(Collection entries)
— Begin —

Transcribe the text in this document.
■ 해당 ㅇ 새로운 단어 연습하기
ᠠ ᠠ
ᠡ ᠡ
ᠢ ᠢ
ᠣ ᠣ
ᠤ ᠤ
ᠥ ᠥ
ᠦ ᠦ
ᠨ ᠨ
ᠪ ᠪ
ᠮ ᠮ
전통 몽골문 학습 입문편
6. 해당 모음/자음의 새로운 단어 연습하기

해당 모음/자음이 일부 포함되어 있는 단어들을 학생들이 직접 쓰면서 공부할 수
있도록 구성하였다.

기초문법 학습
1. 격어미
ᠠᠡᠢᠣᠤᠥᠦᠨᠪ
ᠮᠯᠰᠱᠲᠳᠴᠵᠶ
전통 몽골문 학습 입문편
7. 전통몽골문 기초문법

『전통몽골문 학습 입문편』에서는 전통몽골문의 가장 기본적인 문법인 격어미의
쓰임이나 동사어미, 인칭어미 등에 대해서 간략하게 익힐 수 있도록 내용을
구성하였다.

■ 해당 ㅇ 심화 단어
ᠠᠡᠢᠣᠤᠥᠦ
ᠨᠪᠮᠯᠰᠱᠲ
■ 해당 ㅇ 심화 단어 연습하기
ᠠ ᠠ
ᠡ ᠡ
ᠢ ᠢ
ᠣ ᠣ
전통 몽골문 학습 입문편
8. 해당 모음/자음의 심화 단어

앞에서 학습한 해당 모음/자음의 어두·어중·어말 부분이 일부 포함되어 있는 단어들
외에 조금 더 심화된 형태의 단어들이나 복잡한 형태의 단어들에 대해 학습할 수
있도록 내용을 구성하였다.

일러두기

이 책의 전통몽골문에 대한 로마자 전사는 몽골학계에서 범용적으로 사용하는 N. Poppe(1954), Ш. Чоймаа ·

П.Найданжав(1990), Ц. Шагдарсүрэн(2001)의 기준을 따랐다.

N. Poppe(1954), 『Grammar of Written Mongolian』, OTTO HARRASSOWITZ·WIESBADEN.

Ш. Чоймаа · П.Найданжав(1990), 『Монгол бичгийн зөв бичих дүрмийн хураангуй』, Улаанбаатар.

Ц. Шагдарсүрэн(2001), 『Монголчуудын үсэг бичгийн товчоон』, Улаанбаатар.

— End —

▶ **TASK REQUIREMENTS**: Extract all of the data shown above without alteration.

▶ **RESULT**:
Transcribe the text in this document.
■ 해당 ㅇ 새로운 단어 연습하기
ᠠ ᠠ
ᠡ ᠡ
ᠢ ᠢ
ᠣ ᠣ
ᠤ ᠤ
ᠥ ᠥ
ᠦ ᠦ
ᠨ ᠨ
ᠪ ᠪ
ᠮ ᠮ
전통 몽골문 학습 입문편
6. 해당 모음/자음의 새로운 단어 연습하기

해당 모음/자음이 일부 포함되어 있는 단어들을 학생들이 직접 쓰면서 공부할 수
있도록 구성하였다.

기초문법 학습
1. 격어미
ᠠᠡᠢᠣᠤᠥᠦᠨᠪ
ᠮᠯᠰᠱᠲᠳᠴᠵᠶ
전통 몽골문 학습 입문편
7. 전통몽골문 기초문법

『전통몽골문 학습 입문편』에서는 전통몽골문의 가장 기본적인 문법인 격어미의
쓰임이나 동사어미, 인칭어미 등에 대해서 간략하게 익힐 수 있도록 내용을
구성하였다.

■ 해당 ㅇ 심화 단어
ᠠᠡᠢᠣᠤᠥᠦ
ᠨᠪᠮᠯᠰᠱᠲ
■ 해당 ㅇ 심화 단어 연습하기
ᠠ ᠠ
ᠡ ᠡ
ᠢ ᠢ
ᠣ ᠣ
전통 몽골문 학습 입문편
8. 해당 모음/자음의 심화 단어

앞에서 학습한 해당 모음/자음의 어두·어중·어말 부분이 일부 포함되어 있는 단어들
외에 조금 더 심화된 형태의 단어들이나 복잡한 형태의 단어들에 대해 학습할 수
있도록 내용을 구성하였다.

일러두기

이 책의 전통몽골문에 대한 로마자 전사는 몽골학계에서 범용적으로 사용하는 N. Poppe(1954), Ш. Чоймаа ·

П.Найданжав(1990), Ц. Шагдарсүрэн(2001)의 기준을 따랐다.

N. Poppe(1954), 『Grammar of Written Mongolian』, OTTO HARRASSOWITZ·WIESBADEN.

Ш. Чоймаа · П.Найданжав(1990), 『Монгол бичгийн зөв бичих дүрмийн хураангуй』, Улаанбаатар.

Ц. Шагдарсүрэн(2001), 『Монголчуудын үсэг бичгийн товчоон』, Улаанбаатар.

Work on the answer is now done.